◆ Set problem ◆
In the data below, substitute "brand-icon" for every occurrence of "logo-icon" and give all the lines again with nothing else changed. Leave the pictures out of your answer.

◆ Excerpted data ◆
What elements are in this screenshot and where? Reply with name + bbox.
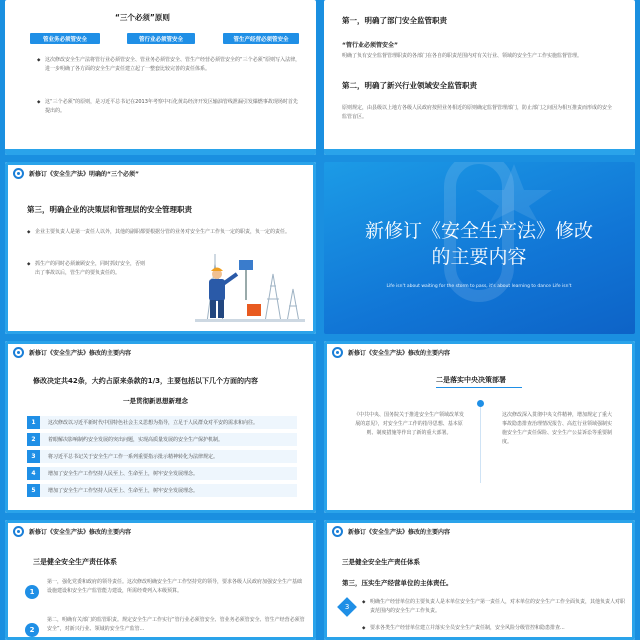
logo-icon: [332, 526, 343, 537]
step-number: 1: [25, 585, 39, 599]
step-number: 2: [25, 623, 39, 637]
intro-text: 修改决定共42条，大约占原来条款的1/3，主要包括以下几个方面的内容: [33, 377, 259, 385]
slide-three-musts[interactable]: [5, 0, 316, 155]
right-paragraph: 这次修改深入贯彻中央文件精神，增加规定了重大事故隐患排查治理情况报告、高危行业领域强制实施安全生产责任保险、安全生产公益诉讼等重要制度。: [502, 412, 613, 445]
slide-new-ideas[interactable]: [5, 341, 316, 513]
bullet-2: ◆ 要求各类生产经营单位建立并落实全员安全生产责任制，安全风险分级管控和隐患排查...: [370, 624, 626, 633]
section-heading: 二是落实中央决策部署: [436, 376, 506, 384]
paragraph-2: ◆ 这“三个必须”的原则，是习近平总书记在2013年考察中石化黄岛经济开发区输油管线泄漏引发爆燃事故现场时首先提出的。: [45, 98, 301, 116]
slide-enterprise-duties[interactable]: [324, 520, 635, 640]
bottom-bar: [5, 149, 316, 155]
list-item: 1 这次修改以习近平新时代中国特色社会主义思想为指导，立足于人民群众对平安的需求和向往。: [27, 416, 297, 429]
bullet-2: ◆ 抓生产的同时必须兼顾安全，同时抓好安全，否则出了事故以后，管生产的要负责任的。: [35, 260, 145, 278]
header-text: 新修订《安全生产法》明确的“三个必须”: [29, 170, 139, 178]
star-decoration: [454, 162, 574, 222]
slide-responsibility-system[interactable]: [5, 520, 316, 640]
list-item: 4 增加了安全生产工作坚持人民至上、生命至上，树牢安全发展理念。: [27, 467, 297, 480]
bottom-bar: [324, 149, 635, 155]
heading-first: 第一，明确了部门安全监管职责: [342, 16, 447, 25]
paragraph-1: 明确了负有安全监督管理职责的各部门在各自的职责范围内对有关行业、领域的安全生产工作实施监督管理。: [342, 53, 583, 59]
heading-underline: [436, 387, 522, 388]
slide-header: [324, 341, 635, 363]
slide-title-section[interactable]: [324, 162, 635, 334]
divider-dot: [477, 400, 484, 407]
slide-header: [324, 520, 635, 542]
pill-industry: 管行业必须管安全: [127, 33, 195, 44]
left-paragraph: 《中共中央、国务院关于推进安全生产领域改革发展的意见》，对安全生产工作的指导思想、基本原则、制度措施等作出了新的重大部署。: [354, 412, 465, 436]
section-heading: 三是健全安全生产责任体系: [33, 558, 117, 566]
item-2: 第二，明确有关部门的监管职责。规定安全生产工作实行“管行业必须管安全、管业务必须管安全、管生产经营必须管安全”，对新兴行业、领域的安全生产监管...: [47, 617, 305, 632]
slide-department-duties[interactable]: [324, 0, 635, 155]
logo-icon: [13, 168, 24, 179]
paragraph-2: 原则规定，由县级以上地方各级人民政府按照业务相近的原则确定监督管理部门，防止部门之间因为相互推责而形成的安全监管盲区。: [342, 105, 613, 120]
slide-title: “三个必须”原则: [115, 13, 170, 22]
sub-heading: 第三，压实生产经营单位的主体责任。: [342, 579, 453, 587]
heading-second: 第二，明确了新兴行业领域安全监管职责: [342, 81, 477, 90]
list-item: 3 将习近平总书记关于安全生产工作一系列重要指示批示精神转化为法律规定。: [27, 450, 297, 463]
heading-third: 第三，明确企业的决策层和管理层的安全管理职责: [27, 205, 192, 214]
slide-central-decisions[interactable]: [324, 341, 635, 513]
logo-icon: [13, 347, 24, 358]
list-item: 2 着眼解决影响制约安全发展的突出问题，实现高质量发展的安全生产保护机制。: [27, 433, 297, 446]
header-text: 新修订《安全生产法》修改的主要内容: [348, 349, 451, 357]
logo-icon: [332, 347, 343, 358]
slide-header: [5, 162, 316, 184]
title-line-2: 的主要内容: [431, 246, 527, 268]
divider: [480, 403, 481, 483]
slide-header: [5, 341, 316, 363]
header-text: 新修订《安全生产法》修改的主要内容: [348, 528, 451, 536]
header-text: 新修订《安全生产法》修改的主要内容: [29, 349, 132, 357]
english-subtitle: Life isn't about waiting for the storm to pass, it's about learning to dance Life isn't: [386, 284, 572, 289]
header-text: 新修订《安全生产法》修改的主要内容: [29, 528, 132, 536]
section-heading: 三是健全安全生产责任体系: [342, 558, 420, 566]
bullet-1: ◆ 明确生产经营单位的主要负责人是本单位安全生产第一责任人，对本单位的安全生产工作全面负责，其他负责人对职责范围内的安全生产工作负责。: [370, 598, 626, 616]
title-line-1: 新修订《安全生产法》修改: [364, 220, 593, 242]
logo-icon: [13, 526, 24, 537]
pill-production: 管生产经营必须管安全: [223, 33, 299, 44]
item-1: 第一，强化党委和政府的领导责任。这次修改明确安全生产工作坚持党的领导，要求各级人民政府加强安全生产基础设施建设和安全生产监管能力建设，所需经费列入本级预算。: [47, 579, 303, 594]
step-number: 3: [337, 597, 357, 617]
paragraph-1: ◆ 这次修改安全生产法将管行业必须管安全、管业务必须管安全、管生产经营必须管安全的“三个必须”原则写入法律，进一步明确了各方面的安全生产责任建立起了一整套比较完善的责任体系。: [45, 56, 301, 74]
section-title: [344, 218, 614, 270]
worker-illustration: [195, 244, 305, 322]
pill-business: 管业务必须管安全: [30, 33, 100, 44]
slide-header: [5, 520, 316, 542]
subtitle: 一是贯彻新思想新理念: [123, 397, 188, 405]
slide-management-duties[interactable]: [5, 162, 316, 334]
list-item: 5 增加了安全生产工作坚持人民至上、生命至上，树牢安全发展理念。: [27, 484, 297, 497]
quote-industry: “管行业必须管安全”: [342, 42, 398, 49]
bullet-1: ◆ 企业主要负责人是第一责任人以外，其他的副职都要根据分管的业务对安全生产工作负一定的职责，负一定的责任。: [35, 228, 305, 237]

◆ Completed task ◆
What elements are in this screenshot and where? Reply with name + bbox.
brand-icon: [332, 526, 343, 537]
step-number: 1: [25, 585, 39, 599]
step-number: 2: [25, 623, 39, 637]
intro-text: 修改决定共42条，大约占原来条款的1/3，主要包括以下几个方面的内容: [33, 377, 259, 385]
slide-three-musts[interactable]: [5, 0, 316, 155]
right-paragraph: 这次修改深入贯彻中央文件精神，增加规定了重大事故隐患排查治理情况报告、高危行业领域强制实施安全生产责任保险、安全生产公益诉讼等重要制度。: [502, 412, 613, 445]
slide-new-ideas[interactable]: [5, 341, 316, 513]
bullet-2: ◆ 要求各类生产经营单位建立并落实全员安全生产责任制，安全风险分级管控和隐患排查...: [370, 624, 626, 633]
section-heading: 二是落实中央决策部署: [436, 376, 506, 384]
paragraph-2: ◆ 这“三个必须”的原则，是习近平总书记在2013年考察中石化黄岛经济开发区输油管线泄漏引发爆燃事故现场时首先提出的。: [45, 98, 301, 116]
slide-enterprise-duties[interactable]: [324, 520, 635, 640]
bottom-bar: [5, 149, 316, 155]
list-item: 1 这次修改以习近平新时代中国特色社会主义思想为指导，立足于人民群众对平安的需求和向往。: [27, 416, 297, 429]
bullet-2: ◆ 抓生产的同时必须兼顾安全，同时抓好安全，否则出了事故以后，管生产的要负责任的。: [35, 260, 145, 278]
header-text: 新修订《安全生产法》明确的“三个必须”: [29, 170, 139, 178]
star-decoration: [454, 162, 574, 222]
slide-responsibility-system[interactable]: [5, 520, 316, 640]
list-item: 4 增加了安全生产工作坚持人民至上、生命至上，树牢安全发展理念。: [27, 467, 297, 480]
bottom-bar: [324, 149, 635, 155]
heading-first: 第一，明确了部门安全监管职责: [342, 16, 447, 25]
paragraph-1: 明确了负有安全监督管理职责的各部门在各自的职责范围内对有关行业、领域的安全生产工作实施监督管理。: [342, 53, 583, 59]
heading-underline: [436, 387, 522, 388]
slide-header: [324, 341, 635, 363]
slide-title-section[interactable]: [324, 162, 635, 334]
divider-dot: [477, 400, 484, 407]
slide-header: [324, 520, 635, 542]
pill-industry: 管行业必须管安全: [127, 33, 195, 44]
left-paragraph: 《中共中央、国务院关于推进安全生产领域改革发展的意见》，对安全生产工作的指导思想、基本原则、制度措施等作出了新的重大部署。: [354, 412, 465, 436]
section-heading: 三是健全安全生产责任体系: [33, 558, 117, 566]
item-2: 第二，明确有关部门的监管职责。规定安全生产工作实行“管行业必须管安全、管业务必须管安全、管生产经营必须管安全”，对新兴行业、领域的安全生产监管...: [47, 617, 305, 632]
slide-department-duties[interactable]: [324, 0, 635, 155]
brand-icon: [13, 168, 24, 179]
paragraph-2: 原则规定，由县级以上地方各级人民政府按照业务相近的原则确定监督管理部门，防止部门之间因为相互推责而形成的安全监管盲区。: [342, 105, 613, 120]
slide-title: “三个必须”原则: [115, 13, 170, 22]
sub-heading: 第三，压实生产经营单位的主体责任。: [342, 579, 453, 587]
heading-second: 第二，明确了新兴行业领域安全监管职责: [342, 81, 477, 90]
list-item: 3 将习近平总书记关于安全生产工作一系列重要指示批示精神转化为法律规定。: [27, 450, 297, 463]
heading-third: 第三，明确企业的决策层和管理层的安全管理职责: [27, 205, 192, 214]
slide-central-decisions[interactable]: [324, 341, 635, 513]
brand-icon: [13, 347, 24, 358]
list-item: 2 着眼解决影响制约安全发展的突出问题，实现高质量发展的安全生产保护机制。: [27, 433, 297, 446]
header-text: 新修订《安全生产法》修改的主要内容: [348, 349, 451, 357]
brand-icon: [332, 347, 343, 358]
slide-header: [5, 162, 316, 184]
title-line-2: 的主要内容: [431, 246, 527, 268]
divider: [480, 403, 481, 483]
slide-header: [5, 341, 316, 363]
header-text: 新修订《安全生产法》修改的主要内容: [348, 528, 451, 536]
header-text: 新修订《安全生产法》修改的主要内容: [29, 349, 132, 357]
english-subtitle: Life isn't about waiting for the storm to pass, it's about learning to dance Life isn't: [386, 284, 572, 289]
header-text: 新修订《安全生产法》修改的主要内容: [29, 528, 132, 536]
section-heading: 三是健全安全生产责任体系: [342, 558, 420, 566]
bullet-1: ◆ 明确生产经营单位的主要负责人是本单位安全生产第一责任人，对本单位的安全生产工作全面负责，其他负责人对职责范围内的安全生产工作负责。: [370, 598, 626, 616]
title-line-1: 新修订《安全生产法》修改: [364, 220, 593, 242]
brand-icon: [13, 526, 24, 537]
pill-production: 管生产经营必须管安全: [223, 33, 299, 44]
item-1: 第一，强化党委和政府的领导责任。这次修改明确安全生产工作坚持党的领导，要求各级人民政府加强安全生产基础设施建设和安全生产监管能力建设，所需经费列入本级预算。: [47, 579, 303, 594]
step-number: 3: [337, 597, 357, 617]
paragraph-1: ◆ 这次修改安全生产法将管行业必须管安全、管业务必须管安全、管生产经营必须管安全的“三个必须”原则写入法律，进一步明确了各方面的安全生产责任建立起了一整套比较完善的责任体系。: [45, 56, 301, 74]
section-title: [344, 218, 614, 270]
worker-illustration: [195, 244, 305, 322]
pill-business: 管业务必须管安全: [30, 33, 100, 44]
slide-header: [5, 520, 316, 542]
subtitle: 一是贯彻新思想新理念: [123, 397, 188, 405]
slide-management-duties[interactable]: [5, 162, 316, 334]
list-item: 5 增加了安全生产工作坚持人民至上、生命至上，树牢安全发展理念。: [27, 484, 297, 497]
quote-industry: “管行业必须管安全”: [342, 42, 398, 49]
bullet-1: ◆ 企业主要负责人是第一责任人以外，其他的副职都要根据分管的业务对安全生产工作负一定的职责，负一定的责任。: [35, 228, 305, 237]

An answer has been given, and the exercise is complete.